__Written exercise__: Reproduce the entries exactly.

-- start of Data --

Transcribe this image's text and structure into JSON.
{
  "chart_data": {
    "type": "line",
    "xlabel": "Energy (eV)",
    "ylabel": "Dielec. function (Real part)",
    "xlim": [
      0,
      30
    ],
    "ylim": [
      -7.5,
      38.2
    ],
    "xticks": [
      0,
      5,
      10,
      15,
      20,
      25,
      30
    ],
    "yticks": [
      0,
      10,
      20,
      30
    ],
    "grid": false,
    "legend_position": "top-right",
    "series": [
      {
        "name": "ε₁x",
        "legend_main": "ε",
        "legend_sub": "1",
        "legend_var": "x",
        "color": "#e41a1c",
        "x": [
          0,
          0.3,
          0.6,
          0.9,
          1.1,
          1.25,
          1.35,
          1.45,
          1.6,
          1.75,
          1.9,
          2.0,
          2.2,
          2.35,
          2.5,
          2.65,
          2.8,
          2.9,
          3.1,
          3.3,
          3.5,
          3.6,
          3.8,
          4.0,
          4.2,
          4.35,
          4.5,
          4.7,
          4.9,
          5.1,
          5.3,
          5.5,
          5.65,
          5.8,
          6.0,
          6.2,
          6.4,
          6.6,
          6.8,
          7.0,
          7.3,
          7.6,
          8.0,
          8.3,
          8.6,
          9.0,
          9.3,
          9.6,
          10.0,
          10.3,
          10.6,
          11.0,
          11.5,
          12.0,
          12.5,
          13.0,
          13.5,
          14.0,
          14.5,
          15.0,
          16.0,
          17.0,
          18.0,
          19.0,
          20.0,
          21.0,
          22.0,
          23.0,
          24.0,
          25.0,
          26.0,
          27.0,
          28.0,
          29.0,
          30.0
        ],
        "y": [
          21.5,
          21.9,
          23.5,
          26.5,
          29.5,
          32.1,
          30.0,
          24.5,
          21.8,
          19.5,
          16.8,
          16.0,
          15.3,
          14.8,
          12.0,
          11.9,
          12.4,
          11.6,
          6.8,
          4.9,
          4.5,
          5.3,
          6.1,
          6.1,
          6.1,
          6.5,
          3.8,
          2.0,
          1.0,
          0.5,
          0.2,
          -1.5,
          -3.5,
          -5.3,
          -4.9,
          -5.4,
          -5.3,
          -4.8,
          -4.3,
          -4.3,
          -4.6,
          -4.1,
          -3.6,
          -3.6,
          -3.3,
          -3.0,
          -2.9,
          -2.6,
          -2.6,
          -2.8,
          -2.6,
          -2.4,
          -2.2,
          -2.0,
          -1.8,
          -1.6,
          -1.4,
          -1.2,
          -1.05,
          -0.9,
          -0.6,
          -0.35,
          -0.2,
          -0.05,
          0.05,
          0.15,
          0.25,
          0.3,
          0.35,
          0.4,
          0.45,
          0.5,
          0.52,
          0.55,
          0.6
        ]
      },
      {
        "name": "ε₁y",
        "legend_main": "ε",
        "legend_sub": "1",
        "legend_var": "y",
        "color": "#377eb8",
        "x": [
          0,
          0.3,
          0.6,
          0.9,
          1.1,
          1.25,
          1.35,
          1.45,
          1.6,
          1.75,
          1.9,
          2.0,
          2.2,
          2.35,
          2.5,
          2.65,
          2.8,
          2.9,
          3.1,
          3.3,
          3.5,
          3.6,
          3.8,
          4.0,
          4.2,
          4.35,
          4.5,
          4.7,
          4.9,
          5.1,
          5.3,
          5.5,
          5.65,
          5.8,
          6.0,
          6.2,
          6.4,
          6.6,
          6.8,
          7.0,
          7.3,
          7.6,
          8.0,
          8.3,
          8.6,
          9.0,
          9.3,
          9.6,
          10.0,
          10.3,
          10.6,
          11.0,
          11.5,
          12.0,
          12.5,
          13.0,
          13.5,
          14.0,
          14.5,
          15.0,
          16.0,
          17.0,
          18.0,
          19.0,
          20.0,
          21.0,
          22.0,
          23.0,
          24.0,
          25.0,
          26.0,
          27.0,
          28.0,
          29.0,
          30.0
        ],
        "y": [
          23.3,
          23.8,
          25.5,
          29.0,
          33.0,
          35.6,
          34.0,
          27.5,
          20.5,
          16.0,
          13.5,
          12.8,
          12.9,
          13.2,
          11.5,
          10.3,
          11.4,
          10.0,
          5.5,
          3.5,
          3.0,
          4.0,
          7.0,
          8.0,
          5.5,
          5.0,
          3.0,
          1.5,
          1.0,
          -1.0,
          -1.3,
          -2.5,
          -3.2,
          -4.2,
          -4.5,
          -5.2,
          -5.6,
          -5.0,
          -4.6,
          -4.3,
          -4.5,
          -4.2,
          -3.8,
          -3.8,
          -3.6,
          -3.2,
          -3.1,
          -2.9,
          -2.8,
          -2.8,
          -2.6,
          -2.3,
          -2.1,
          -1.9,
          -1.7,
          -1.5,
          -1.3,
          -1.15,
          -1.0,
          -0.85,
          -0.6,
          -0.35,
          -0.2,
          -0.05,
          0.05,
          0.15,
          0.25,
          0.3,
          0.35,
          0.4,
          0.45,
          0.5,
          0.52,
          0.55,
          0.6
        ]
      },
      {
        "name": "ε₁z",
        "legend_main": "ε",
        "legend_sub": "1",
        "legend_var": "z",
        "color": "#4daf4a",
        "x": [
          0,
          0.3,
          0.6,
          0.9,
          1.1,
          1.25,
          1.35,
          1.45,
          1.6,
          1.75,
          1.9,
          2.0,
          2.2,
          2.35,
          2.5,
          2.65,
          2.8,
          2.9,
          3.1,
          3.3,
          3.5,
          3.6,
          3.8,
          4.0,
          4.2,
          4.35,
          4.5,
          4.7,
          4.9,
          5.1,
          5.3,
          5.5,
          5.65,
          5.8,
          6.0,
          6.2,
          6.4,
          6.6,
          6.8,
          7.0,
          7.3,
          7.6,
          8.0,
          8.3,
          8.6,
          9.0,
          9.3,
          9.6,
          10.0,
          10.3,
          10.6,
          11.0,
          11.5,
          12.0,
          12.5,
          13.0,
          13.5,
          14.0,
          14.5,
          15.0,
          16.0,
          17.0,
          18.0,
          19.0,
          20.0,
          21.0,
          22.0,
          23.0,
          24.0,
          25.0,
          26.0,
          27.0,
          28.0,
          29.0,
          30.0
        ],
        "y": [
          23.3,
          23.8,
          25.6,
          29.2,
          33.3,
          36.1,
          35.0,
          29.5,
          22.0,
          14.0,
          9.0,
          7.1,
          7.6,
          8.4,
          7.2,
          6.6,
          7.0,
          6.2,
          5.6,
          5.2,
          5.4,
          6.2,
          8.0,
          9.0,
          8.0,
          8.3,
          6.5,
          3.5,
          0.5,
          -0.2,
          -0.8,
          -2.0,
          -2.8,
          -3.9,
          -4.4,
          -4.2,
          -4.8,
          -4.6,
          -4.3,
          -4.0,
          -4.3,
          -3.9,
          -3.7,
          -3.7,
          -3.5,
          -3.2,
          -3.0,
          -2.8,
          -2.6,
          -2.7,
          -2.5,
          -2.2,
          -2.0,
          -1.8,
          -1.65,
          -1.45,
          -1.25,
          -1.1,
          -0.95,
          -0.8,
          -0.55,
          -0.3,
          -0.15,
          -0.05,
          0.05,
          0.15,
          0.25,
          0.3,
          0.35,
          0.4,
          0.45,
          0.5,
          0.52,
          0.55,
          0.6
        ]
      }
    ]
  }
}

-- end of Data --

__The solution__:
Transcribe this image's text and structure into JSON.
{
  "chart_data": {
    "type": "line",
    "xlabel": "Energy (eV)",
    "ylabel": "Dielec. function (Real part)",
    "xlim": [
      0,
      30
    ],
    "ylim": [
      -7.5,
      38.2
    ],
    "xticks": [
      0,
      5,
      10,
      15,
      20,
      25,
      30
    ],
    "yticks": [
      0,
      10,
      20,
      30
    ],
    "grid": false,
    "legend_position": "top-right",
    "series": [
      {
        "name": "ε₁x",
        "legend_main": "ε",
        "legend_sub": "1",
        "legend_var": "x",
        "color": "#e41a1c",
        "x": [
          0,
          0.3,
          0.6,
          0.9,
          1.1,
          1.25,
          1.35,
          1.45,
          1.6,
          1.75,
          1.9,
          2.0,
          2.2,
          2.35,
          2.5,
          2.65,
          2.8,
          2.9,
          3.1,
          3.3,
          3.5,
          3.6,
          3.8,
          4.0,
          4.2,
          4.35,
          4.5,
          4.7,
          4.9,
          5.1,
          5.3,
          5.5,
          5.65,
          5.8,
          6.0,
          6.2,
          6.4,
          6.6,
          6.8,
          7.0,
          7.3,
          7.6,
          8.0,
          8.3,
          8.6,
          9.0,
          9.3,
          9.6,
          10.0,
          10.3,
          10.6,
          11.0,
          11.5,
          12.0,
          12.5,
          13.0,
          13.5,
          14.0,
          14.5,
          15.0,
          16.0,
          17.0,
          18.0,
          19.0,
          20.0,
          21.0,
          22.0,
          23.0,
          24.0,
          25.0,
          26.0,
          27.0,
          28.0,
          29.0,
          30.0
        ],
        "y": [
          21.5,
          21.9,
          23.5,
          26.5,
          29.5,
          32.1,
          30.0,
          24.5,
          21.8,
          19.5,
          16.8,
          16.0,
          15.3,
          14.8,
          12.0,
          11.9,
          12.4,
          11.6,
          6.8,
          4.9,
          4.5,
          5.3,
          6.1,
          6.1,
          6.1,
          6.5,
          3.8,
          2.0,
          1.0,
          0.5,
          0.2,
          -1.5,
          -3.5,
          -5.3,
          -4.9,
          -5.4,
          -5.3,
          -4.8,
          -4.3,
          -4.3,
          -4.6,
          -4.1,
          -3.6,
          -3.6,
          -3.3,
          -3.0,
          -2.9,
          -2.6,
          -2.6,
          -2.8,
          -2.6,
          -2.4,
          -2.2,
          -2.0,
          -1.8,
          -1.6,
          -1.4,
          -1.2,
          -1.05,
          -0.9,
          -0.6,
          -0.35,
          -0.2,
          -0.05,
          0.05,
          0.15,
          0.25,
          0.3,
          0.35,
          0.4,
          0.45,
          0.5,
          0.52,
          0.55,
          0.6
        ]
      },
      {
        "name": "ε₁y",
        "legend_main": "ε",
        "legend_sub": "1",
        "legend_var": "y",
        "color": "#377eb8",
        "x": [
          0,
          0.3,
          0.6,
          0.9,
          1.1,
          1.25,
          1.35,
          1.45,
          1.6,
          1.75,
          1.9,
          2.0,
          2.2,
          2.35,
          2.5,
          2.65,
          2.8,
          2.9,
          3.1,
          3.3,
          3.5,
          3.6,
          3.8,
          4.0,
          4.2,
          4.35,
          4.5,
          4.7,
          4.9,
          5.1,
          5.3,
          5.5,
          5.65,
          5.8,
          6.0,
          6.2,
          6.4,
          6.6,
          6.8,
          7.0,
          7.3,
          7.6,
          8.0,
          8.3,
          8.6,
          9.0,
          9.3,
          9.6,
          10.0,
          10.3,
          10.6,
          11.0,
          11.5,
          12.0,
          12.5,
          13.0,
          13.5,
          14.0,
          14.5,
          15.0,
          16.0,
          17.0,
          18.0,
          19.0,
          20.0,
          21.0,
          22.0,
          23.0,
          24.0,
          25.0,
          26.0,
          27.0,
          28.0,
          29.0,
          30.0
        ],
        "y": [
          23.3,
          23.8,
          25.5,
          29.0,
          33.0,
          35.6,
          34.0,
          27.5,
          20.5,
          16.0,
          13.5,
          12.8,
          12.9,
          13.2,
          11.5,
          10.3,
          11.4,
          10.0,
          5.5,
          3.5,
          3.0,
          4.0,
          7.0,
          8.0,
          5.5,
          5.0,
          3.0,
          1.5,
          1.0,
          -1.0,
          -1.3,
          -2.5,
          -3.2,
          -4.2,
          -4.5,
          -5.2,
          -5.6,
          -5.0,
          -4.6,
          -4.3,
          -4.5,
          -4.2,
          -3.8,
          -3.8,
          -3.6,
          -3.2,
          -3.1,
          -2.9,
          -2.8,
          -2.8,
          -2.6,
          -2.3,
          -2.1,
          -1.9,
          -1.7,
          -1.5,
          -1.3,
          -1.15,
          -1.0,
          -0.85,
          -0.6,
          -0.35,
          -0.2,
          -0.05,
          0.05,
          0.15,
          0.25,
          0.3,
          0.35,
          0.4,
          0.45,
          0.5,
          0.52,
          0.55,
          0.6
        ]
      },
      {
        "name": "ε₁z",
        "legend_main": "ε",
        "legend_sub": "1",
        "legend_var": "z",
        "color": "#4daf4a",
        "x": [
          0,
          0.3,
          0.6,
          0.9,
          1.1,
          1.25,
          1.35,
          1.45,
          1.6,
          1.75,
          1.9,
          2.0,
          2.2,
          2.35,
          2.5,
          2.65,
          2.8,
          2.9,
          3.1,
          3.3,
          3.5,
          3.6,
          3.8,
          4.0,
          4.2,
          4.35,
          4.5,
          4.7,
          4.9,
          5.1,
          5.3,
          5.5,
          5.65,
          5.8,
          6.0,
          6.2,
          6.4,
          6.6,
          6.8,
          7.0,
          7.3,
          7.6,
          8.0,
          8.3,
          8.6,
          9.0,
          9.3,
          9.6,
          10.0,
          10.3,
          10.6,
          11.0,
          11.5,
          12.0,
          12.5,
          13.0,
          13.5,
          14.0,
          14.5,
          15.0,
          16.0,
          17.0,
          18.0,
          19.0,
          20.0,
          21.0,
          22.0,
          23.0,
          24.0,
          25.0,
          26.0,
          27.0,
          28.0,
          29.0,
          30.0
        ],
        "y": [
          23.3,
          23.8,
          25.6,
          29.2,
          33.3,
          36.1,
          35.0,
          29.5,
          22.0,
          14.0,
          9.0,
          7.1,
          7.6,
          8.4,
          7.2,
          6.6,
          7.0,
          6.2,
          5.6,
          5.2,
          5.4,
          6.2,
          8.0,
          9.0,
          8.0,
          8.3,
          6.5,
          3.5,
          0.5,
          -0.2,
          -0.8,
          -2.0,
          -2.8,
          -3.9,
          -4.4,
          -4.2,
          -4.8,
          -4.6,
          -4.3,
          -4.0,
          -4.3,
          -3.9,
          -3.7,
          -3.7,
          -3.5,
          -3.2,
          -3.0,
          -2.8,
          -2.6,
          -2.7,
          -2.5,
          -2.2,
          -2.0,
          -1.8,
          -1.65,
          -1.45,
          -1.25,
          -1.1,
          -0.95,
          -0.8,
          -0.55,
          -0.3,
          -0.15,
          -0.05,
          0.05,
          0.15,
          0.25,
          0.3,
          0.35,
          0.4,
          0.45,
          0.5,
          0.52,
          0.55,
          0.6
        ]
      }
    ]
  }
}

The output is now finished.